# [Records from a data collection]

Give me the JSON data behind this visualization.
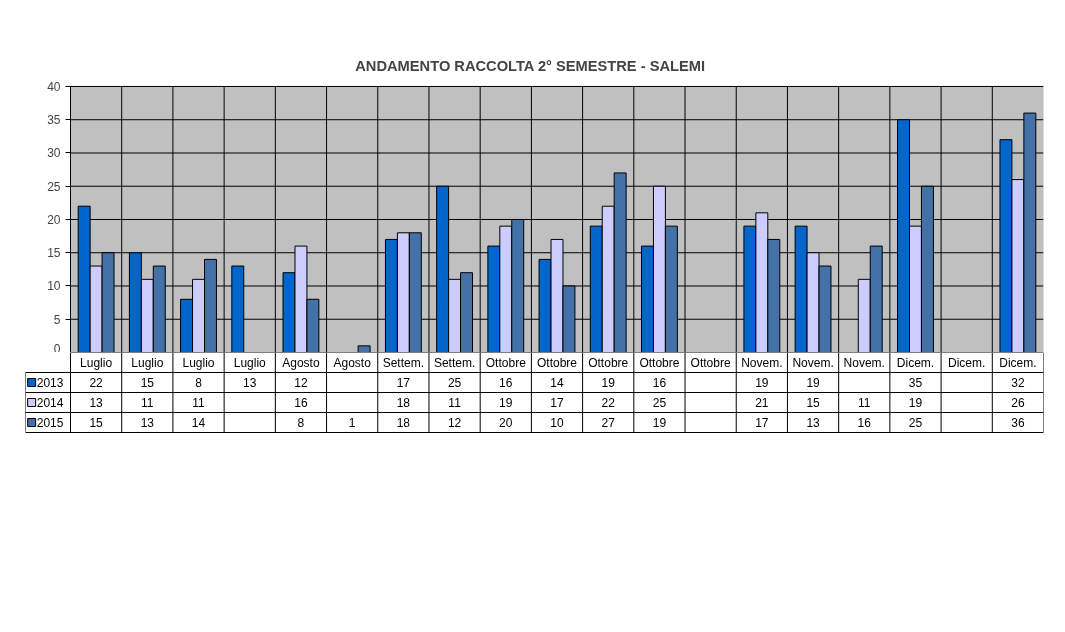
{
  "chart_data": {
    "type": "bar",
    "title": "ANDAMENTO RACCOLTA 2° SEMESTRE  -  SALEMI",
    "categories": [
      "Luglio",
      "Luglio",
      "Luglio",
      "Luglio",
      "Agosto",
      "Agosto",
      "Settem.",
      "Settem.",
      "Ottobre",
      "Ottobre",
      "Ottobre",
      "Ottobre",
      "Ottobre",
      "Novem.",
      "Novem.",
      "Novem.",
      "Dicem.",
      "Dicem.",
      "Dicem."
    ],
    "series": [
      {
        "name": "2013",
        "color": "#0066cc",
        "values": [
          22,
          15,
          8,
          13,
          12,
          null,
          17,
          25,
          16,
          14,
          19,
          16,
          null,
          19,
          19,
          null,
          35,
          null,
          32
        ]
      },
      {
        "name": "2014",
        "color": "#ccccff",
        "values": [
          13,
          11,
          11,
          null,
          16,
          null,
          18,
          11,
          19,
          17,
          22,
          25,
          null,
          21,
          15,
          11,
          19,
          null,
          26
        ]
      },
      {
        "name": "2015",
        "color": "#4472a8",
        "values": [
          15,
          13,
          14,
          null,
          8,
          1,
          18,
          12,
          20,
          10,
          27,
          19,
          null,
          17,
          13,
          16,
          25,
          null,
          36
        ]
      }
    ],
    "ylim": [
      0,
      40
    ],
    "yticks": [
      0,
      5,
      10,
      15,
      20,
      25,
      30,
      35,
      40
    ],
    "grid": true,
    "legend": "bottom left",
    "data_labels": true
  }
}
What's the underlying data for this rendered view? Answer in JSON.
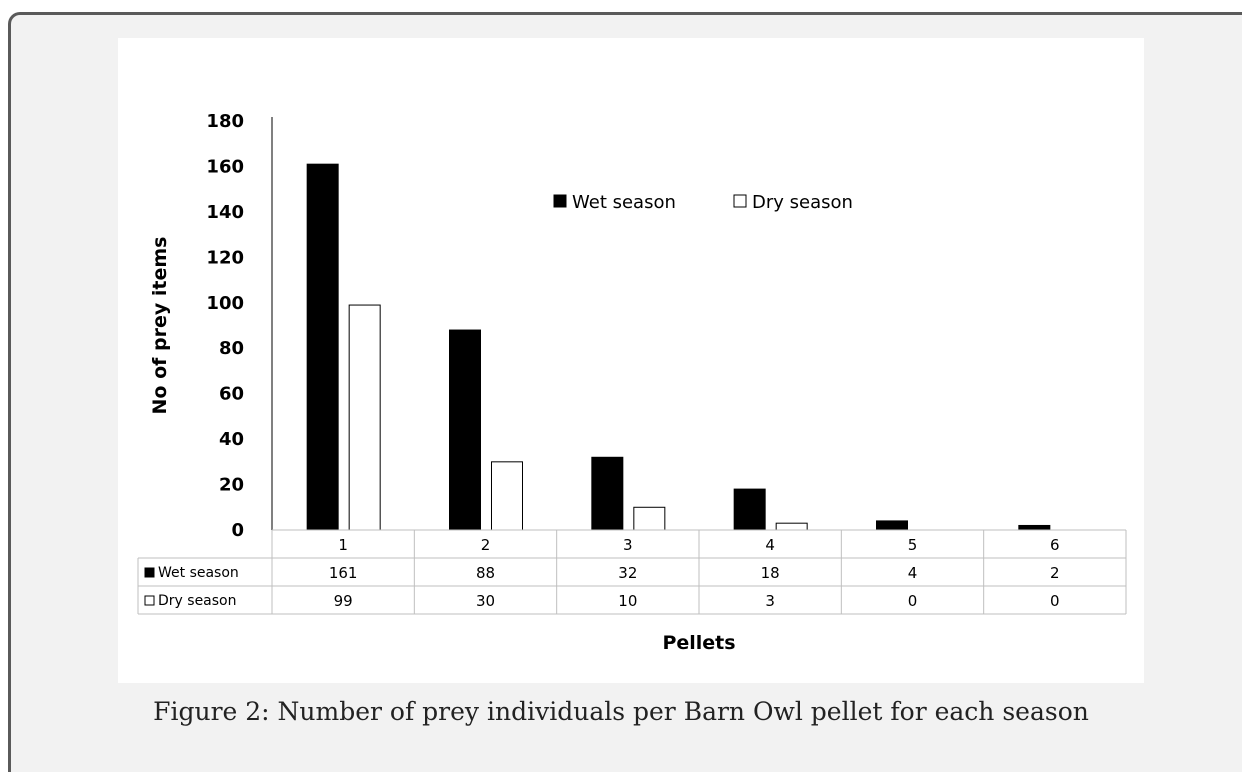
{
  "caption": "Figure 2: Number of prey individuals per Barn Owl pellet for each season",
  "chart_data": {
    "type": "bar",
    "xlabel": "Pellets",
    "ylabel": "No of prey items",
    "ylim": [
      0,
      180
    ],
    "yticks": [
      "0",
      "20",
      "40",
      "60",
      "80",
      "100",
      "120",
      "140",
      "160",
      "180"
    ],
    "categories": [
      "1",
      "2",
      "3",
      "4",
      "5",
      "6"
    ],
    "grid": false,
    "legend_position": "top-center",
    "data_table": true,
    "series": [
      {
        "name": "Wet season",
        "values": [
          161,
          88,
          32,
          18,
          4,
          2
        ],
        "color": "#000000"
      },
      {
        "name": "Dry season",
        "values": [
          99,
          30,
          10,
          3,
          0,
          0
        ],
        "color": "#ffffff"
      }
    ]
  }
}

# [Written problem]
Transcribe the records above exactly as they appear, leaving out any pictures.

# [Solution to this task]
Give me the JSON data behind this visualization.
{
  "chart_data": {
    "type": "bar",
    "title": "ANDAMENTO RACCOLTA 2° SEMESTRE  -  SALEMI",
    "categories": [
      "Luglio",
      "Luglio",
      "Luglio",
      "Luglio",
      "Agosto",
      "Agosto",
      "Settem.",
      "Settem.",
      "Ottobre",
      "Ottobre",
      "Ottobre",
      "Ottobre",
      "Ottobre",
      "Novem.",
      "Novem.",
      "Novem.",
      "Dicem.",
      "Dicem.",
      "Dicem."
    ],
    "series": [
      {
        "name": "2013",
        "color": "#0066cc",
        "values": [
          22,
          15,
          8,
          13,
          12,
          null,
          17,
          25,
          16,
          14,
          19,
          16,
          null,
          19,
          19,
          null,
          35,
          null,
          32
        ]
      },
      {
        "name": "2014",
        "color": "#ccccff",
        "values": [
          13,
          11,
          11,
          null,
          16,
          null,
          18,
          11,
          19,
          17,
          22,
          25,
          null,
          21,
          15,
          11,
          19,
          null,
          26
        ]
      },
      {
        "name": "2015",
        "color": "#4472a8",
        "values": [
          15,
          13,
          14,
          null,
          8,
          1,
          18,
          12,
          20,
          10,
          27,
          19,
          null,
          17,
          13,
          16,
          25,
          null,
          36
        ]
      }
    ],
    "ylim": [
      0,
      40
    ],
    "yticks": [
      0,
      5,
      10,
      15,
      20,
      25,
      30,
      35,
      40
    ],
    "grid": true,
    "legend": "bottom left",
    "data_labels": true
  }
}
What's the underlying data for this rendered view? Answer in JSON.
{
  "caption": "Figure 2: Number of prey individuals per Barn Owl pellet for each season",
  "chart_data": {
    "type": "bar",
    "xlabel": "Pellets",
    "ylabel": "No of prey items",
    "ylim": [
      0,
      180
    ],
    "yticks": [
      "0",
      "20",
      "40",
      "60",
      "80",
      "100",
      "120",
      "140",
      "160",
      "180"
    ],
    "categories": [
      "1",
      "2",
      "3",
      "4",
      "5",
      "6"
    ],
    "grid": false,
    "legend_position": "top-center",
    "data_table": true,
    "series": [
      {
        "name": "Wet season",
        "values": [
          161,
          88,
          32,
          18,
          4,
          2
        ],
        "color": "#000000"
      },
      {
        "name": "Dry season",
        "values": [
          99,
          30,
          10,
          3,
          0,
          0
        ],
        "color": "#ffffff"
      }
    ]
  }
}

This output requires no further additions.